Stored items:
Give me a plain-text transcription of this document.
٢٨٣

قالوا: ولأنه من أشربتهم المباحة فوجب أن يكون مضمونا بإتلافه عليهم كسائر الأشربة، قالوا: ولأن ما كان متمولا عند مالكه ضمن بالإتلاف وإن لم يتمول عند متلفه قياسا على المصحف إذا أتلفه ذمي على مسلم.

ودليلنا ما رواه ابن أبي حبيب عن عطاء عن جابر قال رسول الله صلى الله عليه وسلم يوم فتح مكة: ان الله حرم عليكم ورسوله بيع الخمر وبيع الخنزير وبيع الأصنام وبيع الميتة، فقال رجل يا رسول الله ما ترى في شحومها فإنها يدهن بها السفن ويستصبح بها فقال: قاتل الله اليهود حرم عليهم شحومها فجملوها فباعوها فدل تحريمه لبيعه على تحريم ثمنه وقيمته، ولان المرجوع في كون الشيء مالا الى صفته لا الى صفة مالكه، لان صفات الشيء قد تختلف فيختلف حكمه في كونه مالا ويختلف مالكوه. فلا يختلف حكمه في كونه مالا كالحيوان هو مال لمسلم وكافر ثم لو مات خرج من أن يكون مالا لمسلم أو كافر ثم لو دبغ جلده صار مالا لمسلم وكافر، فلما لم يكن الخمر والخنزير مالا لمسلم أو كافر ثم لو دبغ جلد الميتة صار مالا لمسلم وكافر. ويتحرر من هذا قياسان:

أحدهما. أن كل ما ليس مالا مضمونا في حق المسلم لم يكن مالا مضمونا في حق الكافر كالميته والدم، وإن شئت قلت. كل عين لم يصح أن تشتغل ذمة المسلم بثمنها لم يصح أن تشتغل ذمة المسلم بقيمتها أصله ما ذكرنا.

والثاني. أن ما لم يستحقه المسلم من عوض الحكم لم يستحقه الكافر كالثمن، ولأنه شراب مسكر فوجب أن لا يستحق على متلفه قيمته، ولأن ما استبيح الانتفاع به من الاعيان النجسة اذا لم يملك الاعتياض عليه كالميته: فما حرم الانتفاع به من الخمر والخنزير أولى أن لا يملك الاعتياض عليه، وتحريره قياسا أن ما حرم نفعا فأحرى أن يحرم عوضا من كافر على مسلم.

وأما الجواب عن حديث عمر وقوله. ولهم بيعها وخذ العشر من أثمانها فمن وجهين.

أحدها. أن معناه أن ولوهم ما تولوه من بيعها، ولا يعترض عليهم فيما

**What is asked:** Each record above should be repeated exactly as it appears.

**Task solution:**
Give me a plain-text transcription of this document.
٢٨٣

قالوا: ولأنه من أشربتهم المباحة فوجب أن يكون مضمونا بإتلافه عليهم كسائر الأشربة، قالوا: ولأن ما كان متمولا عند مالكه ضمن بالإتلاف وإن لم يتمول عند متلفه قياسا على المصحف إذا أتلفه ذمي على مسلم.

ودليلنا ما رواه ابن أبي حبيب عن عطاء عن جابر قال رسول الله صلى الله عليه وسلم يوم فتح مكة: ان الله حرم عليكم ورسوله بيع الخمر وبيع الخنزير وبيع الأصنام وبيع الميتة، فقال رجل يا رسول الله ما ترى في شحومها فإنها يدهن بها السفن ويستصبح بها فقال: قاتل الله اليهود حرم عليهم شحومها فجملوها فباعوها فدل تحريمه لبيعه على تحريم ثمنه وقيمته، ولان المرجوع في كون الشيء مالا الى صفته لا الى صفة مالكه، لان صفات الشيء قد تختلف فيختلف حكمه في كونه مالا ويختلف مالكوه. فلا يختلف حكمه في كونه مالا كالحيوان هو مال لمسلم وكافر ثم لو مات خرج من أن يكون مالا لمسلم أو كافر ثم لو دبغ جلده صار مالا لمسلم وكافر، فلما لم يكن الخمر والخنزير مالا لمسلم أو كافر ثم لو دبغ جلد الميتة صار مالا لمسلم وكافر. ويتحرر من هذا قياسان:

أحدهما. أن كل ما ليس مالا مضمونا في حق المسلم لم يكن مالا مضمونا في حق الكافر كالميته والدم، وإن شئت قلت. كل عين لم يصح أن تشتغل ذمة المسلم بثمنها لم يصح أن تشتغل ذمة المسلم بقيمتها أصله ما ذكرنا.

والثاني. أن ما لم يستحقه المسلم من عوض الحكم لم يستحقه الكافر كالثمن، ولأنه شراب مسكر فوجب أن لا يستحق على متلفه قيمته، ولأن ما استبيح الانتفاع به من الاعيان النجسة اذا لم يملك الاعتياض عليه كالميته: فما حرم الانتفاع به من الخمر والخنزير أولى أن لا يملك الاعتياض عليه، وتحريره قياسا أن ما حرم نفعا فأحرى أن يحرم عوضا من كافر على مسلم.

وأما الجواب عن حديث عمر وقوله. ولهم بيعها وخذ العشر من أثمانها فمن وجهين.

أحدها. أن معناه أن ولوهم ما تولوه من بيعها، ولا يعترض عليهم فيما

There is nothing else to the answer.